>> START Data for processing
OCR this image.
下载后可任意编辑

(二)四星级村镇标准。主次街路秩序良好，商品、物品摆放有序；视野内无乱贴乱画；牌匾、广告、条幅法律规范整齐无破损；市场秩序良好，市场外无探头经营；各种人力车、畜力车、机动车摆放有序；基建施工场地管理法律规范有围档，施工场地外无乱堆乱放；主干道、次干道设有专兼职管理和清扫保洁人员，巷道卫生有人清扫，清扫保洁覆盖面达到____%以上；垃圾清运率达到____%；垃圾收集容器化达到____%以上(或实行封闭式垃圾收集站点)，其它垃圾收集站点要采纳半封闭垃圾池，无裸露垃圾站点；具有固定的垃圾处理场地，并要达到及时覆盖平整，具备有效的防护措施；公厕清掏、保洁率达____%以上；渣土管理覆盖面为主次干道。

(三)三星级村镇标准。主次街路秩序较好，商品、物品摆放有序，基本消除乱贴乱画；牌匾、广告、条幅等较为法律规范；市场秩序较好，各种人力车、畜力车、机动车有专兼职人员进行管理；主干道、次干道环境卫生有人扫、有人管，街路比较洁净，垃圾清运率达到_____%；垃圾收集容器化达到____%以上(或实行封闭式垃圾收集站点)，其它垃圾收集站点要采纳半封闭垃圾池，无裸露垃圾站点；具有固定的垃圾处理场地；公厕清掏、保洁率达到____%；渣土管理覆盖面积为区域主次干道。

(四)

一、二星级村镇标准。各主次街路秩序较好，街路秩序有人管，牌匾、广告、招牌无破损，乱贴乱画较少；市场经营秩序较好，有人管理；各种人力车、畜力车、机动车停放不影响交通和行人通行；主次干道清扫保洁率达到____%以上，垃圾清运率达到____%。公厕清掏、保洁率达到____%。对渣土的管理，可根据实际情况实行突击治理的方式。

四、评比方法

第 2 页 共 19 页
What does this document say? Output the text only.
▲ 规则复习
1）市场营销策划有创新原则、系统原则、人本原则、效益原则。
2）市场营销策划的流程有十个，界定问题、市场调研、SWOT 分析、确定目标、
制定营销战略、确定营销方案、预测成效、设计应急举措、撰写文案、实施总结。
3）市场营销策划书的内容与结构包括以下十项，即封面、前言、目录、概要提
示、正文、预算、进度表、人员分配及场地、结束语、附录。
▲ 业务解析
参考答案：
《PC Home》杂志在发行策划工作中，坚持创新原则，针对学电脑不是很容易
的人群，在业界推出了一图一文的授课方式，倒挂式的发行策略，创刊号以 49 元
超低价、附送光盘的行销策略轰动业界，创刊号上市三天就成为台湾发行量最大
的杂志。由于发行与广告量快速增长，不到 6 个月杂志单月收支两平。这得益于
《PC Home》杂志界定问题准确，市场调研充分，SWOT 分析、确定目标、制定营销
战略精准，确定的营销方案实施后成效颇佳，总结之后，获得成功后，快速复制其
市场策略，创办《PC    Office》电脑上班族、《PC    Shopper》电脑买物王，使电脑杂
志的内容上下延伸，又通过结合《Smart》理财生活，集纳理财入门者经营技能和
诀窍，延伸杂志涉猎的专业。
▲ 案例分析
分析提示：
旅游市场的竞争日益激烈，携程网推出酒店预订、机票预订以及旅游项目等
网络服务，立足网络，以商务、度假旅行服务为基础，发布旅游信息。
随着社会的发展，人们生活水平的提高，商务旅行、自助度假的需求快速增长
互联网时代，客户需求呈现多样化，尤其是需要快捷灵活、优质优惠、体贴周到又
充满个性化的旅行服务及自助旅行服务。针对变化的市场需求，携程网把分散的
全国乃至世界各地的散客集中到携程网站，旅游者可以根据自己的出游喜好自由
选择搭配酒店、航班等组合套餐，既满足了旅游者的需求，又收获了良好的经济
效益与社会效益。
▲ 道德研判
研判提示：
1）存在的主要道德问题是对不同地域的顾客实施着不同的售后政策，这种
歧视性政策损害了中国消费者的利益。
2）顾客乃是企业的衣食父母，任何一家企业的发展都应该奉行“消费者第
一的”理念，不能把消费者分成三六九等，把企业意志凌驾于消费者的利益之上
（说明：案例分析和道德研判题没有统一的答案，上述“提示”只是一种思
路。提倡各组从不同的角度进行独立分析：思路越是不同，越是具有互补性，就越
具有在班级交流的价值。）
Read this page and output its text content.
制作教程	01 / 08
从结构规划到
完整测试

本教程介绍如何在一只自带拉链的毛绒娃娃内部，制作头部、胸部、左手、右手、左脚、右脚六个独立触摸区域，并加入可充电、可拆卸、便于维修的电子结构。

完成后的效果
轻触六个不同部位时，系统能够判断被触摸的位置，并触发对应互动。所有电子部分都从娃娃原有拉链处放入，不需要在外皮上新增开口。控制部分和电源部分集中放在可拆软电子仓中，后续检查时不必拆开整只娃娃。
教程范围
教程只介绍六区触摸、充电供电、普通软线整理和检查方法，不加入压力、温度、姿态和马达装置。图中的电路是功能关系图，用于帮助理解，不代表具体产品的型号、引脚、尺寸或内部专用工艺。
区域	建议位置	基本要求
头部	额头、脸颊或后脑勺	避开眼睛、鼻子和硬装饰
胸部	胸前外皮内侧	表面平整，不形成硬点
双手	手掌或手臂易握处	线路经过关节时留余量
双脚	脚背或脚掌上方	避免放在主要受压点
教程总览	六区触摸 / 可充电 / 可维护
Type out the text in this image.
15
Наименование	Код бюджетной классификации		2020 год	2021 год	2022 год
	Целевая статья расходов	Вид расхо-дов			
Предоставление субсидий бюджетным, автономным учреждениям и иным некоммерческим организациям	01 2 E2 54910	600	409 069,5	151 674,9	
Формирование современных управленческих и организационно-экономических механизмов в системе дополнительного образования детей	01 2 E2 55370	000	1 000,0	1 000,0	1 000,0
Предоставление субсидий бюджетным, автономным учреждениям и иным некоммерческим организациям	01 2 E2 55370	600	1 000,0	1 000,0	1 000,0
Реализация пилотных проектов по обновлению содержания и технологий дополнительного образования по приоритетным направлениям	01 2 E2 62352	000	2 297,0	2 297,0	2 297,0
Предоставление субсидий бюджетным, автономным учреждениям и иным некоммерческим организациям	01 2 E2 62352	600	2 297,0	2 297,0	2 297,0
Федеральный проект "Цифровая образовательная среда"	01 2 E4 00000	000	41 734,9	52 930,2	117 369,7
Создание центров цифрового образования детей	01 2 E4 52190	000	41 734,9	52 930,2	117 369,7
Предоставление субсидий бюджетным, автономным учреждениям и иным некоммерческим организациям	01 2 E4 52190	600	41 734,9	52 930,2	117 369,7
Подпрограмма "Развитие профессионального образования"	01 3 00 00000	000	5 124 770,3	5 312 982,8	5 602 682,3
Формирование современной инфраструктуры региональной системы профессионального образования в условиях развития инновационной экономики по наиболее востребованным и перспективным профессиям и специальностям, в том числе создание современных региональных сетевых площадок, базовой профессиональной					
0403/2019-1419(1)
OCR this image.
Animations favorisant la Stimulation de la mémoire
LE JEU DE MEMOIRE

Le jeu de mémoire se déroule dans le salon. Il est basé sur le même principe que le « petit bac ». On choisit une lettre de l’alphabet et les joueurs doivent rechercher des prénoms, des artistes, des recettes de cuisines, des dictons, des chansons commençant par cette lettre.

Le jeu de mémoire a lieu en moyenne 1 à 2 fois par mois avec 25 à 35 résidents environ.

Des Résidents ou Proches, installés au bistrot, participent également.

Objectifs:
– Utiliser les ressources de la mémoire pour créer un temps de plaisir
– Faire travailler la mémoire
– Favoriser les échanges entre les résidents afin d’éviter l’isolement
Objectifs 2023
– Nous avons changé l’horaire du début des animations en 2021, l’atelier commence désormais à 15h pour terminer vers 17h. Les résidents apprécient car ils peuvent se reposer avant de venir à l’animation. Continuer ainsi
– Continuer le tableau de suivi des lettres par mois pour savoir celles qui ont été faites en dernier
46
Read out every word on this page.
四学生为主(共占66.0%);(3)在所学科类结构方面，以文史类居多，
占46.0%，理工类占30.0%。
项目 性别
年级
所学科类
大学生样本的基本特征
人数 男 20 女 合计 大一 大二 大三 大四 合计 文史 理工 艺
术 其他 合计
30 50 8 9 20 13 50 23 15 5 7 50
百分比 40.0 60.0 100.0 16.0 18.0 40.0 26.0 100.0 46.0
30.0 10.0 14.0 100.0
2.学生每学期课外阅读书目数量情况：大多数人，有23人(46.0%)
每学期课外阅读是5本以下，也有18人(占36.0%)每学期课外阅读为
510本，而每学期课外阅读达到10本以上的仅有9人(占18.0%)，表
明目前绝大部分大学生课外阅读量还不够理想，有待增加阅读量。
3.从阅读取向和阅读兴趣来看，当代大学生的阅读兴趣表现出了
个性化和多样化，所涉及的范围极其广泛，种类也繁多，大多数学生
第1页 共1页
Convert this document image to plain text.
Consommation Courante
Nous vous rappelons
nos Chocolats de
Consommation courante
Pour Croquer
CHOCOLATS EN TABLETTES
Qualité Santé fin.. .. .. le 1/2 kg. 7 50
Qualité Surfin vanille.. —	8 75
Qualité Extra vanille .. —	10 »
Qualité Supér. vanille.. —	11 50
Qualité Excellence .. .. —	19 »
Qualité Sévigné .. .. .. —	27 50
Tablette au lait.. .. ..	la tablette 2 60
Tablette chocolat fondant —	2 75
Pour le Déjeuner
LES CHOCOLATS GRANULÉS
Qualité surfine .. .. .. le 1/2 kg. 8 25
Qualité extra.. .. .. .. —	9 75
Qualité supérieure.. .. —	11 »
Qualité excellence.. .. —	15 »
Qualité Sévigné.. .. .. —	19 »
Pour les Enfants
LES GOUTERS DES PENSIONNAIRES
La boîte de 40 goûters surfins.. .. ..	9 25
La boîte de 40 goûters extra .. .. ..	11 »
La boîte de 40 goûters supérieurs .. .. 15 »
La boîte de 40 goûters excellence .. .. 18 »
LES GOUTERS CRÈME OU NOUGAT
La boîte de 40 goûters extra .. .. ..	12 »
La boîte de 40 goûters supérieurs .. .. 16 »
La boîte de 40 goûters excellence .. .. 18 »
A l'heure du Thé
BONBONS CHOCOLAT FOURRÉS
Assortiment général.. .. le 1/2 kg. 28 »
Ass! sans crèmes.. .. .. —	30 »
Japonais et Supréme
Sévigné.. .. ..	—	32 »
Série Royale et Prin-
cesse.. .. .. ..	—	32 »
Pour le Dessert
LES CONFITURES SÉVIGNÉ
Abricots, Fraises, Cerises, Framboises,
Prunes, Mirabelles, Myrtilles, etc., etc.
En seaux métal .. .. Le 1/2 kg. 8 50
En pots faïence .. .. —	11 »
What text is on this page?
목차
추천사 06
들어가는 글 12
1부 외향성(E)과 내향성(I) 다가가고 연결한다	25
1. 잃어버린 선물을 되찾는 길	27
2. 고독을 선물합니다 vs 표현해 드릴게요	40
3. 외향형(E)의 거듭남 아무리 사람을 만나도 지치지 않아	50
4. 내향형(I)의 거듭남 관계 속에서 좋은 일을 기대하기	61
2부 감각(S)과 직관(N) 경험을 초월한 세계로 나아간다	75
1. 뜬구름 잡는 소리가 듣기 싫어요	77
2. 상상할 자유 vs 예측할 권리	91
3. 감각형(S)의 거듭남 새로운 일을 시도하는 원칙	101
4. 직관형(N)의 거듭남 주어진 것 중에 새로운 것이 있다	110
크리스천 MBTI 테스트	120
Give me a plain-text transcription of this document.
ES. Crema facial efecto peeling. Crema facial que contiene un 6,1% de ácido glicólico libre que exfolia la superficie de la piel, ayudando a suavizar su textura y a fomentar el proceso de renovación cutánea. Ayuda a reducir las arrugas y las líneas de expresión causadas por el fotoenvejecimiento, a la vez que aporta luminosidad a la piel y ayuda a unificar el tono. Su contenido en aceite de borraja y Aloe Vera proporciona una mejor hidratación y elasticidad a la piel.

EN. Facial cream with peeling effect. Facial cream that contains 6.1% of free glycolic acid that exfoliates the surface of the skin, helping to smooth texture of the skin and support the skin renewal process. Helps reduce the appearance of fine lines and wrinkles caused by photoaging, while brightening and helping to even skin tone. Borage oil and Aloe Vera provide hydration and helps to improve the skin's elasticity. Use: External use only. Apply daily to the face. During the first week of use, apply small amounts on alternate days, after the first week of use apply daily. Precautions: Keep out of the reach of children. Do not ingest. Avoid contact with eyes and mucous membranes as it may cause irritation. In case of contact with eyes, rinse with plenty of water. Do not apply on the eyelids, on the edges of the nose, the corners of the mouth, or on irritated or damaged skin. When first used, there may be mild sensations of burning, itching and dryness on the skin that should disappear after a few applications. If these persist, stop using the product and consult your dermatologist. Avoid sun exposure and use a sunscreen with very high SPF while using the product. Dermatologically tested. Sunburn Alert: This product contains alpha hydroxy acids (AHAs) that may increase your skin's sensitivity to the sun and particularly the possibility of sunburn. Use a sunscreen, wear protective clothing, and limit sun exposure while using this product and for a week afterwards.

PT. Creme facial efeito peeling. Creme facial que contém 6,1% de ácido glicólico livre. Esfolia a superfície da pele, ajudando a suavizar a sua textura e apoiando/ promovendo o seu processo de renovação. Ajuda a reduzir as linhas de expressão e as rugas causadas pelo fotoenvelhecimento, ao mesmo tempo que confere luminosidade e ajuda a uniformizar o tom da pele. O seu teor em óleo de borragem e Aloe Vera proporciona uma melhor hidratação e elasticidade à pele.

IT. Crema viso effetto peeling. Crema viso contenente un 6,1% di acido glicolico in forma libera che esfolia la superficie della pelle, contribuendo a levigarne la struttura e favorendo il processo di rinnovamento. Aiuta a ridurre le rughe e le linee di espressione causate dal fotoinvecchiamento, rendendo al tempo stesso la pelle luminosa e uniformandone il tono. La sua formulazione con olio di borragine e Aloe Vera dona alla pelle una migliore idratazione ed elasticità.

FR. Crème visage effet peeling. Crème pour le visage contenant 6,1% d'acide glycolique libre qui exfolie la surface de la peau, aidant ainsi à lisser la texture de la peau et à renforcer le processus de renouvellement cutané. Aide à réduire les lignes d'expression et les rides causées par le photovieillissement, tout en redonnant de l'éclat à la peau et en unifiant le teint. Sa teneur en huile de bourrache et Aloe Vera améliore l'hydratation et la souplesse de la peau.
>> END Data for processing
◆ Objective ◆
In the records above, find each line that holds the word "无裸露垃圾站点"; copy all such lines.

◆ Answer to the exercise ◆
(二)四星级村镇标准。主次街路秩序良好，商品、物品摆放有序；视野内无乱贴乱画；牌匾、广告、条幅法律规范整齐无破损；市场秩序良好，市场外无探头经营；各种人力车、畜力车、机动车摆放有序；基建施工场地管理法律规范有围档，施工场地外无乱堆乱放；主干道、次干道设有专兼职管理和清扫保洁人员，巷道卫生有人清扫，清扫保洁覆盖面达到____%以上；垃圾清运率达到____%；垃圾收集容器化达到____%以上(或实行封闭式垃圾收集站点)，其它垃圾收集站点要采纳半封闭垃圾池，无裸露垃圾站点；具有固定的垃圾处理场地，并要达到及时覆盖平整，具备有效的防护措施；公厕清掏、保洁率达____%以上；渣土管理覆盖面为主次干道。
(三)三星级村镇标准。主次街路秩序较好，商品、物品摆放有序，基本消除乱贴乱画；牌匾、广告、条幅等较为法律规范；市场秩序较好，各种人力车、畜力车、机动车有专兼职人员进行管理；主干道、次干道环境卫生有人扫、有人管，街路比较洁净，垃圾清运率达到_____%；垃圾收集容器化达到____%以上(或实行封闭式垃圾收集站点)，其它垃圾收集站点要采纳半封闭垃圾池，无裸露垃圾站点；具有固定的垃圾处理场地；公厕清掏、保洁率达到____%；渣土管理覆盖面积为区域主次干道。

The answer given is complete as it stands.